AIM: Scan the material that follows. Copy every line containing the word "یورو".

________________________________________

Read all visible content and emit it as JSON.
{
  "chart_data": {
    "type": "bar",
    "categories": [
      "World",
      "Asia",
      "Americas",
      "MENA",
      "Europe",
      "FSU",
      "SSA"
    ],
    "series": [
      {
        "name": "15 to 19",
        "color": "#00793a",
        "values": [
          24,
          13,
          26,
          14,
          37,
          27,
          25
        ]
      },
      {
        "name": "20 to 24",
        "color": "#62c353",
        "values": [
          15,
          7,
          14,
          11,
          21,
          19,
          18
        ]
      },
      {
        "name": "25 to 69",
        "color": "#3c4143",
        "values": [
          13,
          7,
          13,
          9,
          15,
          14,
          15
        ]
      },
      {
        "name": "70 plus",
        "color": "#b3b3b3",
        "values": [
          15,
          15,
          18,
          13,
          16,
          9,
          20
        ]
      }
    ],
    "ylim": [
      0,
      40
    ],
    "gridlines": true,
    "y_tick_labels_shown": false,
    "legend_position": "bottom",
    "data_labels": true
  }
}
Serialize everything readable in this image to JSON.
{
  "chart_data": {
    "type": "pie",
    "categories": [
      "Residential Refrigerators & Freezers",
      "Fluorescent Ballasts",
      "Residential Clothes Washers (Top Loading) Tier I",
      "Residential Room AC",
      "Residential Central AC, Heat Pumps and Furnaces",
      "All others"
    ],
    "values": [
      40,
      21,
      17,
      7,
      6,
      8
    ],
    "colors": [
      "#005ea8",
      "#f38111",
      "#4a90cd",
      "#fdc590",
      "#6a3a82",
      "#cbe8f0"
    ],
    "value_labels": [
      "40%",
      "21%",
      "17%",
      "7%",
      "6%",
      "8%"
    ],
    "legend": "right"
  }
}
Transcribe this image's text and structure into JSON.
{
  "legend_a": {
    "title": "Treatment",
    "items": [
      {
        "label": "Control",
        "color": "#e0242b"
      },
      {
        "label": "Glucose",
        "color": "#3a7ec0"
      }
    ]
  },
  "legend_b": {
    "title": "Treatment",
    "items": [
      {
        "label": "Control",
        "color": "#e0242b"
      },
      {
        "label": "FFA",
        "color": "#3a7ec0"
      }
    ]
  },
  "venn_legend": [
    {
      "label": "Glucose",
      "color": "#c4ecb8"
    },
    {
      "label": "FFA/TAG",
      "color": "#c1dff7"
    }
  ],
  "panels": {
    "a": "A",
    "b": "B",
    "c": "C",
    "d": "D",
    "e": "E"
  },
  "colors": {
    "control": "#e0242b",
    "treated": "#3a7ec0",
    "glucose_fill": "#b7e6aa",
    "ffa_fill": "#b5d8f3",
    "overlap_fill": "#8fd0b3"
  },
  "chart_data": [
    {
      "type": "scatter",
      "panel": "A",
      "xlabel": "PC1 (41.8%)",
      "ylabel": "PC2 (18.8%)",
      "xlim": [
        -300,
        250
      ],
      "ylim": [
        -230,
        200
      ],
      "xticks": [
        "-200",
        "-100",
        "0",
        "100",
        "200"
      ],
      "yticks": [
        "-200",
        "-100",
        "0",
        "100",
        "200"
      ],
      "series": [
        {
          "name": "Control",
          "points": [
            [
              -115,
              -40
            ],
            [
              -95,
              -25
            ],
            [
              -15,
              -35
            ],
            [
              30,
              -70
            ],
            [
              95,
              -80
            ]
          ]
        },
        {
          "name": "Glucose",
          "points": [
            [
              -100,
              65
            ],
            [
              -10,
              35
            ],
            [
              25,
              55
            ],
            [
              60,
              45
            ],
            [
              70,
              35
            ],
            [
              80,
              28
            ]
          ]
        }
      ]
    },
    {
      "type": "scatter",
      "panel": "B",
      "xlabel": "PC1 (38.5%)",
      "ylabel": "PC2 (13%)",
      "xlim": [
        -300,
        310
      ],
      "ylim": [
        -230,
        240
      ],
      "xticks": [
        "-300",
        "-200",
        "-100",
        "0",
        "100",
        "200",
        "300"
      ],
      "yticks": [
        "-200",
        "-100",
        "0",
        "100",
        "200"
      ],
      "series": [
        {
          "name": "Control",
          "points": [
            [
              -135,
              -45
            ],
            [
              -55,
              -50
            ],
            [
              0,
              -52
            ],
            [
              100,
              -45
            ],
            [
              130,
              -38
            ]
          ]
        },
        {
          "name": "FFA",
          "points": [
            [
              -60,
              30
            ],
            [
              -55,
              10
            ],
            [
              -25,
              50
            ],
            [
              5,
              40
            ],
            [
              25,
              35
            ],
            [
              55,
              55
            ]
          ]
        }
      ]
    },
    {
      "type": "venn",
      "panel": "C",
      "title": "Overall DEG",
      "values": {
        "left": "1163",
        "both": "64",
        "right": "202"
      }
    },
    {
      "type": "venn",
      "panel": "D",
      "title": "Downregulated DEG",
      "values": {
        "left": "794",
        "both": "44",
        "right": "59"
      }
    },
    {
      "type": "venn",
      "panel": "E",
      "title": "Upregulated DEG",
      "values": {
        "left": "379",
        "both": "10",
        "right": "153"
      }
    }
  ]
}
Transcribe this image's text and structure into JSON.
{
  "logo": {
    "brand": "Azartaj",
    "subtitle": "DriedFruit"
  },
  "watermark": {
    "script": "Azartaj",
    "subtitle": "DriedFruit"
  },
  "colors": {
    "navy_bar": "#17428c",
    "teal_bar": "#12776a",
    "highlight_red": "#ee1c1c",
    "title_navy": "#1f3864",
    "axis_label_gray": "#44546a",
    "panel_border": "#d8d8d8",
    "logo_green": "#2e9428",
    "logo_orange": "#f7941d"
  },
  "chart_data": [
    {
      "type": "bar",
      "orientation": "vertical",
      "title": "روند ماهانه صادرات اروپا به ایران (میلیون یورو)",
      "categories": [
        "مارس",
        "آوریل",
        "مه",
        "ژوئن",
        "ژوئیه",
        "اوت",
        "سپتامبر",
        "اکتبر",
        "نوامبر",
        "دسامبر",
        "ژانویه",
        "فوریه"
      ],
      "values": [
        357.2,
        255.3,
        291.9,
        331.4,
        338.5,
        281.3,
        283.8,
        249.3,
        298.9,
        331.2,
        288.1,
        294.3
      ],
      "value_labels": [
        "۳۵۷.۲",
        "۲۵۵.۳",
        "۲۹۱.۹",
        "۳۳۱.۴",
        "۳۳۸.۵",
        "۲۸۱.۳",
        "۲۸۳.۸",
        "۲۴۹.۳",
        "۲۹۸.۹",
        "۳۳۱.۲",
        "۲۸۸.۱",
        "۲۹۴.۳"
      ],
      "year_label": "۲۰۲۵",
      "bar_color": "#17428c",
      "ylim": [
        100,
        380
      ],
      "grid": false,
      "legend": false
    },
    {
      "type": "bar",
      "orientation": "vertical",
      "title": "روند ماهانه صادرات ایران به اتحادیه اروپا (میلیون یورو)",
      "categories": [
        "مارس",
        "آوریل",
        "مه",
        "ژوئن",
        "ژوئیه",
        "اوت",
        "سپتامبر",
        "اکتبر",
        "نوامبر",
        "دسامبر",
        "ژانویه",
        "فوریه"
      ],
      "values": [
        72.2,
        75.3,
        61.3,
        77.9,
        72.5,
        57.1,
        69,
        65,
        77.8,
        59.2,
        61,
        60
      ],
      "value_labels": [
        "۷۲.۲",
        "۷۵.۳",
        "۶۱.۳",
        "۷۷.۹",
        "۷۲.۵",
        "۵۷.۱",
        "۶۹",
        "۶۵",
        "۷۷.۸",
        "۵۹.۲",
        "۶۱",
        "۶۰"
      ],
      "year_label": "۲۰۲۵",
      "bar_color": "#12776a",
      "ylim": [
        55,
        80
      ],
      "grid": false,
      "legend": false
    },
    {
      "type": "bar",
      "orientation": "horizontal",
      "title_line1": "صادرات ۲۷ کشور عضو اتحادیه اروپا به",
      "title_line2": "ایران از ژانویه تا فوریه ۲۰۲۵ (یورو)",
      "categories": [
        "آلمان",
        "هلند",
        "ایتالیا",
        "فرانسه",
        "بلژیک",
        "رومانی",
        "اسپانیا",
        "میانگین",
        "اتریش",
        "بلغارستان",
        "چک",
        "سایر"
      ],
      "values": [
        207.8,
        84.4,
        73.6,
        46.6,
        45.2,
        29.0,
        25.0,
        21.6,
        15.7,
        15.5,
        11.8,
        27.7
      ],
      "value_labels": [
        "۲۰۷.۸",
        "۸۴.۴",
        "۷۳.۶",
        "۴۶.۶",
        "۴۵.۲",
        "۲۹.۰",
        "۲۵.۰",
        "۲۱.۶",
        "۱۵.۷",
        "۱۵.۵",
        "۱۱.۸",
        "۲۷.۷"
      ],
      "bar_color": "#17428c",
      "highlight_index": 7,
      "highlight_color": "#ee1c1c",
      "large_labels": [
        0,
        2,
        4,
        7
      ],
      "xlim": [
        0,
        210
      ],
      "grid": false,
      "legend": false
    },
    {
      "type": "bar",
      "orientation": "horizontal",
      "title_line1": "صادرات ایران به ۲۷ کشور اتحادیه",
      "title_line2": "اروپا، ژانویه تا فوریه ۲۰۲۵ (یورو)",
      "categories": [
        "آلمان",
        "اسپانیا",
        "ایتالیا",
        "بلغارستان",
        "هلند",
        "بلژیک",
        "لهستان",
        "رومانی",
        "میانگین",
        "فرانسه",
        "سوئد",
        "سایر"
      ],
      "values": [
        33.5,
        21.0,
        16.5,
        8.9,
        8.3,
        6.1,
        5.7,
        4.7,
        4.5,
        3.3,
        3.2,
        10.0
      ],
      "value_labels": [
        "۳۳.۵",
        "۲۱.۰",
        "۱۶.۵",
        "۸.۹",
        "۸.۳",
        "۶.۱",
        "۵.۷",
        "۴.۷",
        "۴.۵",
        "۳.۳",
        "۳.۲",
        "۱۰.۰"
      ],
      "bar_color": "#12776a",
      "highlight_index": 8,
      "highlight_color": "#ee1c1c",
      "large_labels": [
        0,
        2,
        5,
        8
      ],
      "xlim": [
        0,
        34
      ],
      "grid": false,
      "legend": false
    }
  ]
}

________________________________________

WRITTEN SOLUTION:
      "title": "روند ماهانه صادرات اروپا به ایران (میلیون یورو)",
      "title": "روند ماهانه صادرات ایران به اتحادیه اروپا (میلیون یورو)",
      "title_line2": "ایران از ژانویه تا فوریه ۲۰۲۵ (یورو)",
      "title_line2": "اروپا، ژانویه تا فوریه ۲۰۲۵ (یورو)",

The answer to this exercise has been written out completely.